Exercise task:
Extract the records below word for word and ignore the images.
⁂
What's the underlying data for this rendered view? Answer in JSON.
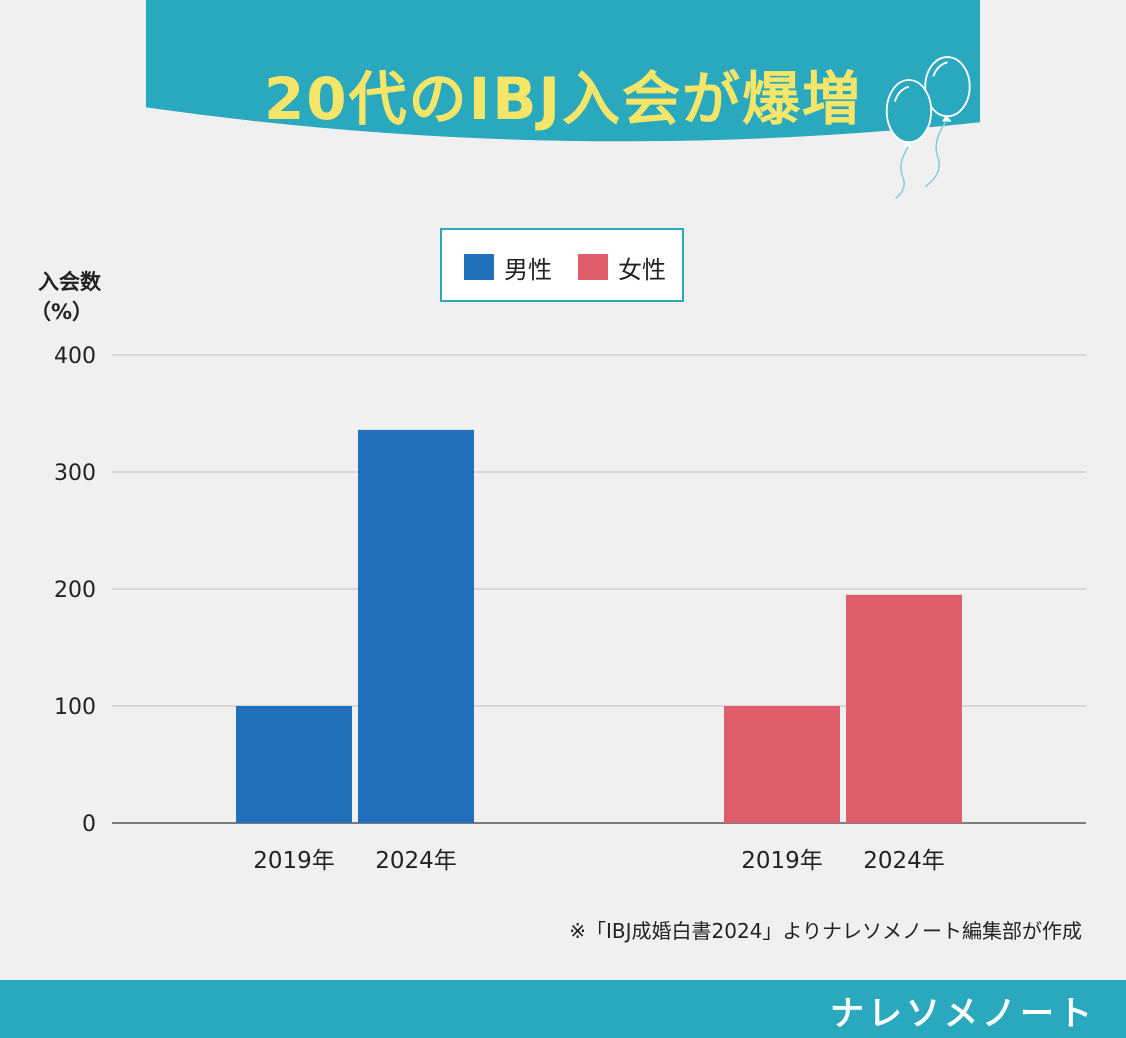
{
  "title": "20代のIBJ入会が爆増",
  "legend": [
    {
      "label": "男性",
      "color": "#2270b9"
    },
    {
      "label": "女性",
      "color": "#de5f6b"
    }
  ],
  "y_label_line1": "入会数",
  "y_label_line2": "（%）",
  "note": "※「IBJ成婚白書2024」よりナレソメノート編集部が作成",
  "brand": "ナレソメノート",
  "colors": {
    "header": "#2aa8bd",
    "background": "#f0f0f0",
    "title": "#f5e66a"
  },
  "chart_data": {
    "type": "bar",
    "categories": [
      "2019年",
      "2024年"
    ],
    "series": [
      {
        "name": "男性",
        "values": [
          100,
          336
        ],
        "color": "#2270b9"
      },
      {
        "name": "女性",
        "values": [
          100,
          195
        ],
        "color": "#de5f6b"
      }
    ],
    "yticks": [
      0,
      100,
      200,
      300,
      400
    ],
    "ylim": [
      0,
      400
    ],
    "ylabel": "入会数（%）",
    "grid": true,
    "legend_position": "top-center"
  }
}
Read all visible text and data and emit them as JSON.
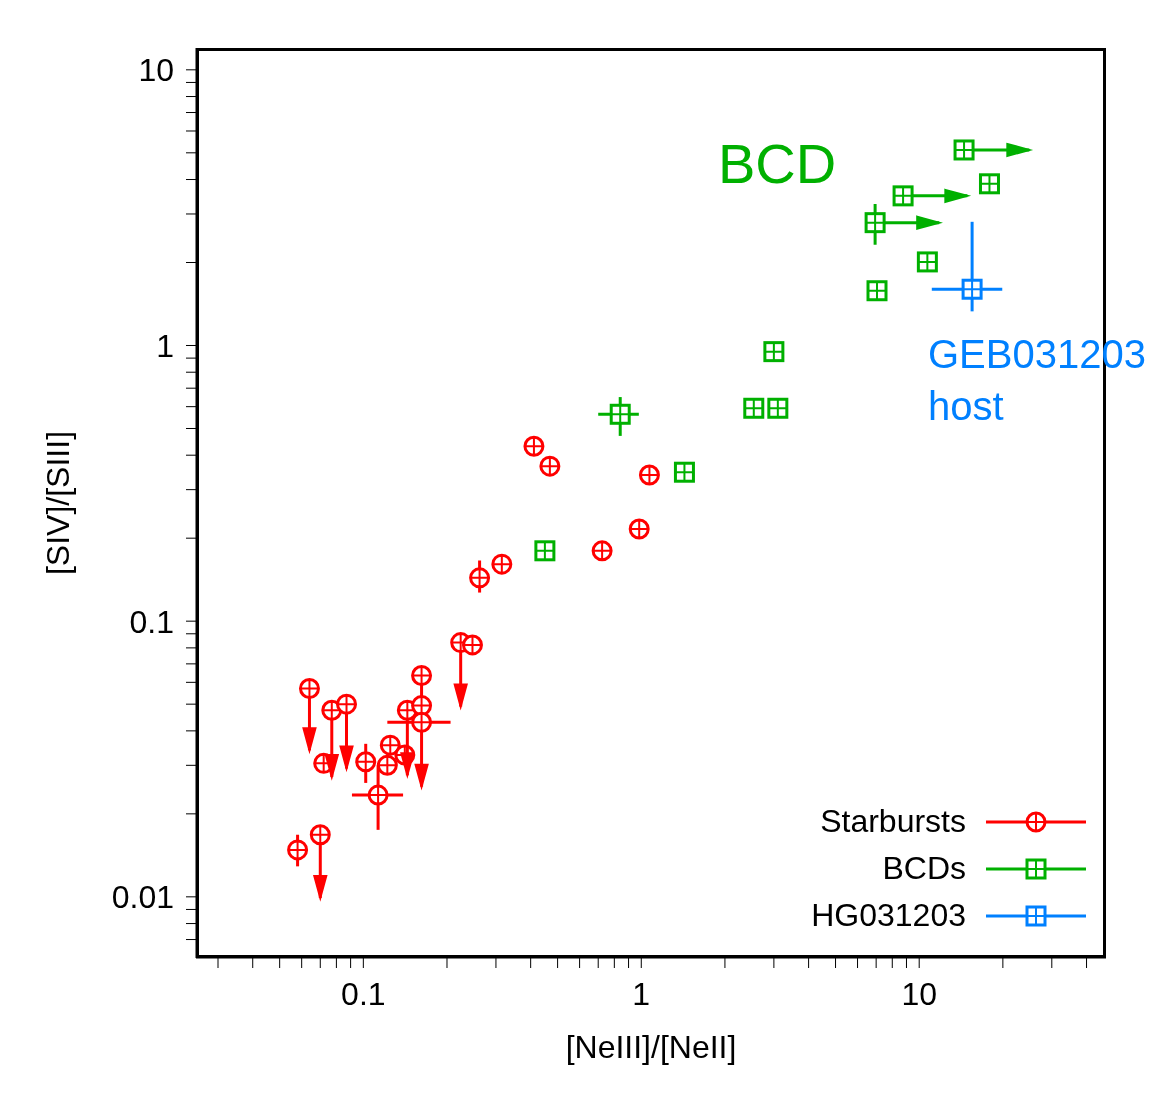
⁂
The solution:
What's the underlying data for this rendered view? Answer in JSON.
{
  "title": "20代のIBJ入会が爆増",
  "legend": [
    {
      "label": "男性",
      "color": "#2270b9"
    },
    {
      "label": "女性",
      "color": "#de5f6b"
    }
  ],
  "y_label_line1": "入会数",
  "y_label_line2": "（%）",
  "note": "※「IBJ成婚白書2024」よりナレソメノート編集部が作成",
  "brand": "ナレソメノート",
  "colors": {
    "header": "#2aa8bd",
    "background": "#f0f0f0",
    "title": "#f5e66a"
  },
  "chart_data": {
    "type": "bar",
    "categories": [
      "2019年",
      "2024年"
    ],
    "series": [
      {
        "name": "男性",
        "values": [
          100,
          336
        ],
        "color": "#2270b9"
      },
      {
        "name": "女性",
        "values": [
          100,
          195
        ],
        "color": "#de5f6b"
      }
    ],
    "yticks": [
      0,
      100,
      200,
      300,
      400
    ],
    "ylim": [
      0,
      400
    ],
    "ylabel": "入会数（%）",
    "grid": true,
    "legend_position": "top-center"
  }
}
Read all visible text and data and emit them as JSON.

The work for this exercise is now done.